» **WHAT YOU NEED TO DO**: All of the material below is to be retyped exactly.
>> Start RECORDED DATA
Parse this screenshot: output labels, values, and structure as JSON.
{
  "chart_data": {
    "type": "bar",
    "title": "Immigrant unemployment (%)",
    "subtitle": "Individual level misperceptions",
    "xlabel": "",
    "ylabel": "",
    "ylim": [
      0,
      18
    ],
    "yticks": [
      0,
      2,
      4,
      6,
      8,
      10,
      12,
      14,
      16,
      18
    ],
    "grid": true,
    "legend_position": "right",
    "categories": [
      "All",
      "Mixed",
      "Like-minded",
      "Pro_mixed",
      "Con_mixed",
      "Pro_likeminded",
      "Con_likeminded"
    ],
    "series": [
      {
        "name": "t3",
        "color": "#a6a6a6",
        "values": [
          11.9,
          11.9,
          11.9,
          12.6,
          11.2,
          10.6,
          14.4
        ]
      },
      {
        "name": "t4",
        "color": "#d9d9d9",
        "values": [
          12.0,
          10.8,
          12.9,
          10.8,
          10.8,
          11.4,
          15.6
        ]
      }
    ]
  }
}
>> End RECORDED DATA
» **CORRECT RESPONSE**:
Parse this screenshot: output labels, values, and structure as JSON.
{
  "chart_data": {
    "type": "bar",
    "title": "Immigrant unemployment (%)",
    "subtitle": "Individual level misperceptions",
    "xlabel": "",
    "ylabel": "",
    "ylim": [
      0,
      18
    ],
    "yticks": [
      0,
      2,
      4,
      6,
      8,
      10,
      12,
      14,
      16,
      18
    ],
    "grid": true,
    "legend_position": "right",
    "categories": [
      "All",
      "Mixed",
      "Like-minded",
      "Pro_mixed",
      "Con_mixed",
      "Pro_likeminded",
      "Con_likeminded"
    ],
    "series": [
      {
        "name": "t3",
        "color": "#a6a6a6",
        "values": [
          11.9,
          11.9,
          11.9,
          12.6,
          11.2,
          10.6,
          14.4
        ]
      },
      {
        "name": "t4",
        "color": "#d9d9d9",
        "values": [
          12.0,
          10.8,
          12.9,
          10.8,
          10.8,
          11.4,
          15.6
        ]
      }
    ]
  }
}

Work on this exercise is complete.